Supplied records:
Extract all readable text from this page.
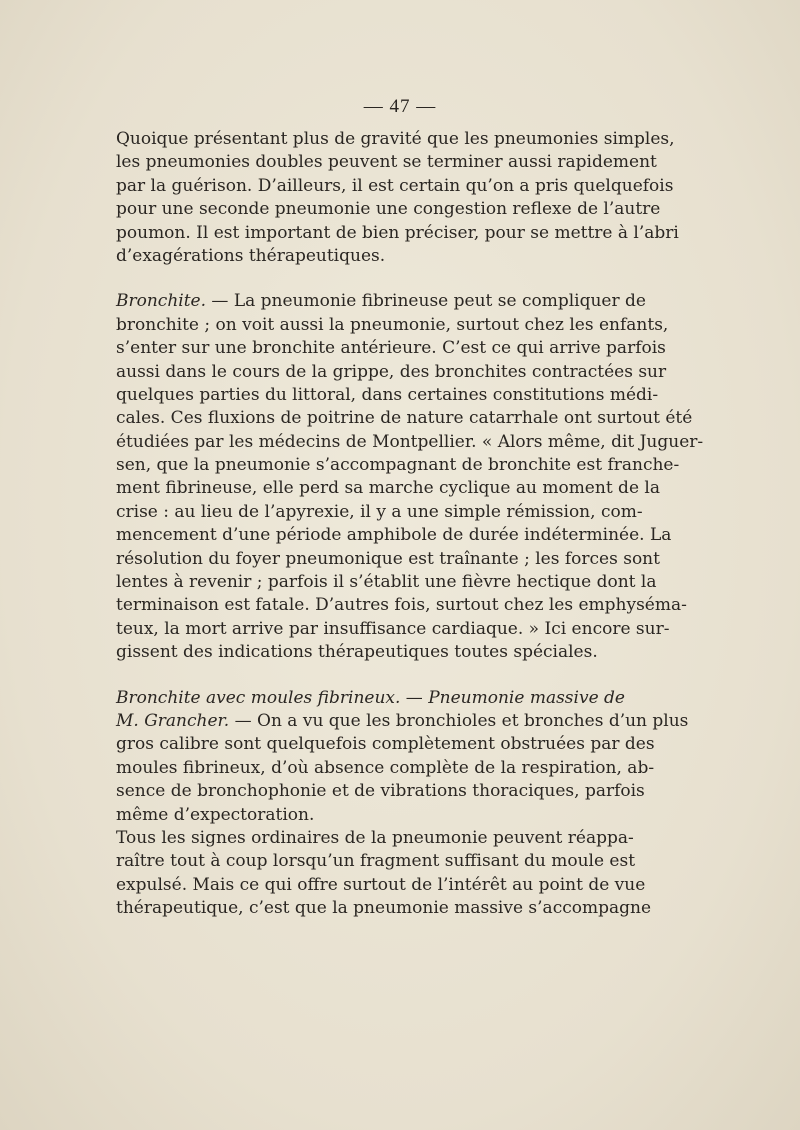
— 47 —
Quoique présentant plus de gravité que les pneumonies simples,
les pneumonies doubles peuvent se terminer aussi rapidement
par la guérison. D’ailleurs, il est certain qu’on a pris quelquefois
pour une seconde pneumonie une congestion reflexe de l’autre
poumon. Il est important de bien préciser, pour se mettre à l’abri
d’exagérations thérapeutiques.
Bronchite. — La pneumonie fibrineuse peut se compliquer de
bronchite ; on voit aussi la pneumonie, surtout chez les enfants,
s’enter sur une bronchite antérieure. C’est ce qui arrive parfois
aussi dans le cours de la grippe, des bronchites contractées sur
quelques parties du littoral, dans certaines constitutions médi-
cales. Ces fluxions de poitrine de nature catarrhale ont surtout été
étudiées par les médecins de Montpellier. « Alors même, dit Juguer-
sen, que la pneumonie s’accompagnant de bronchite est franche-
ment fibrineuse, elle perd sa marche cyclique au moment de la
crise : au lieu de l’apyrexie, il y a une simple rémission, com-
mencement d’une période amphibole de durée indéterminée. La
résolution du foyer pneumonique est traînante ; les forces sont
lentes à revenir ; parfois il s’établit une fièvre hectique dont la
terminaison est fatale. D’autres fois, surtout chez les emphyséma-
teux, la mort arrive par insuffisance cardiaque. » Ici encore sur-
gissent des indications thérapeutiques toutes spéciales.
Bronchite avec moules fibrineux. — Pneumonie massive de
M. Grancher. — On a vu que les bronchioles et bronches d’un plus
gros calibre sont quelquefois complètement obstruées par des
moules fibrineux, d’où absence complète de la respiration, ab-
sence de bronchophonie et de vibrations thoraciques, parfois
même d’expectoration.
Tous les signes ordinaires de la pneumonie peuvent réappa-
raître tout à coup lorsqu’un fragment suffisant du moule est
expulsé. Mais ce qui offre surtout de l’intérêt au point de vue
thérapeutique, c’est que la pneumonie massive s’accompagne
---
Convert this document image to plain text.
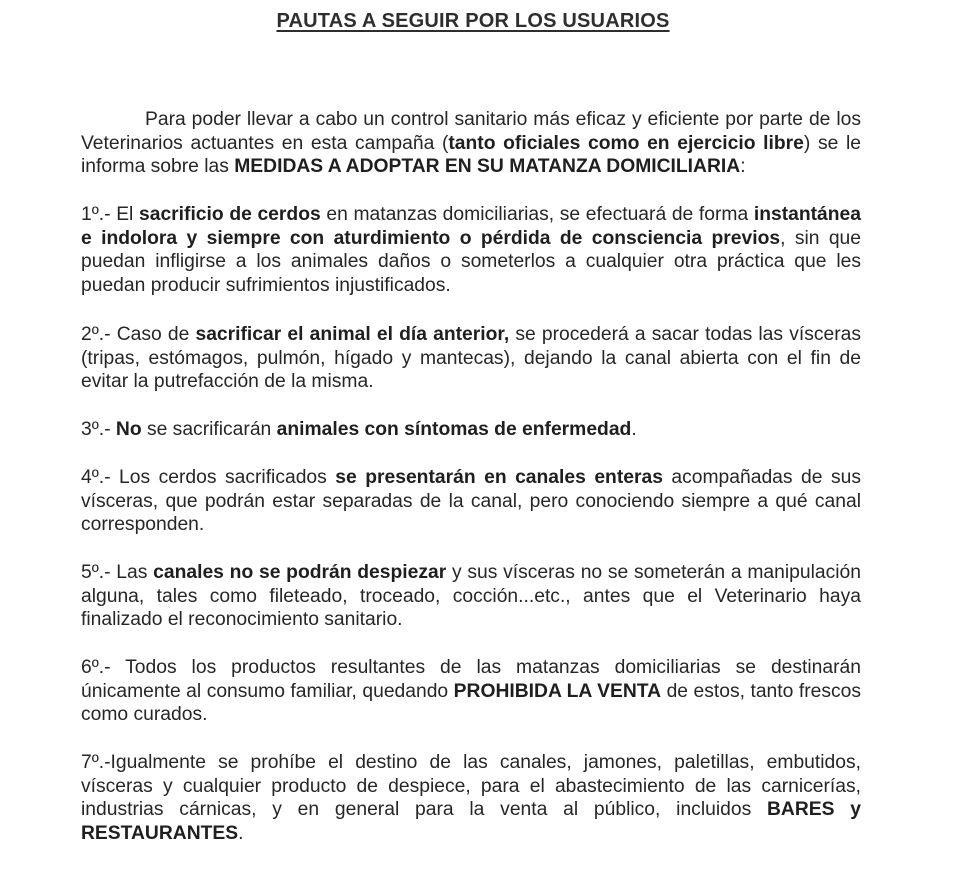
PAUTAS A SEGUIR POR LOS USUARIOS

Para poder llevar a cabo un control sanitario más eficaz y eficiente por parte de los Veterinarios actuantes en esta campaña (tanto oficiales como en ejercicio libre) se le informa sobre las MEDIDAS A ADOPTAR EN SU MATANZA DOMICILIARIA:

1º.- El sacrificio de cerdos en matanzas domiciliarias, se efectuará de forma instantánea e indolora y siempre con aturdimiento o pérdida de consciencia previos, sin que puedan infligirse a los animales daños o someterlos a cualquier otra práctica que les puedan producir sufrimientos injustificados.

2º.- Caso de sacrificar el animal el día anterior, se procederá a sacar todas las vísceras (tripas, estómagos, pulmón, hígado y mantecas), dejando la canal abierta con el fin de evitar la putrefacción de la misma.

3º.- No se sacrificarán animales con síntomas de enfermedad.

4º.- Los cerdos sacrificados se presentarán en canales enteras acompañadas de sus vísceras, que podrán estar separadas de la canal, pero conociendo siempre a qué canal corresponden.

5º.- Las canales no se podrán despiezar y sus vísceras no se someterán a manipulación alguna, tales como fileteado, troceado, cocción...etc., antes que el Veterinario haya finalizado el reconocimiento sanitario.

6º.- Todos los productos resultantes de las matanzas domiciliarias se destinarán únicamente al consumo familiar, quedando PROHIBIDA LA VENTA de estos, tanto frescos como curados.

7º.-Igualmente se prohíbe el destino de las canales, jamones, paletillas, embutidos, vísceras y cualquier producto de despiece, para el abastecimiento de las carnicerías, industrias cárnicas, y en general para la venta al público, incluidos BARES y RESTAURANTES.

Aim: Select the lines that carry the string "fibrineux" and copy them.

Result below:
Bronchite avec moules fibrineux. — Pneumonie massive de
moules fibrineux, d’où absence complète de la respiration, ab-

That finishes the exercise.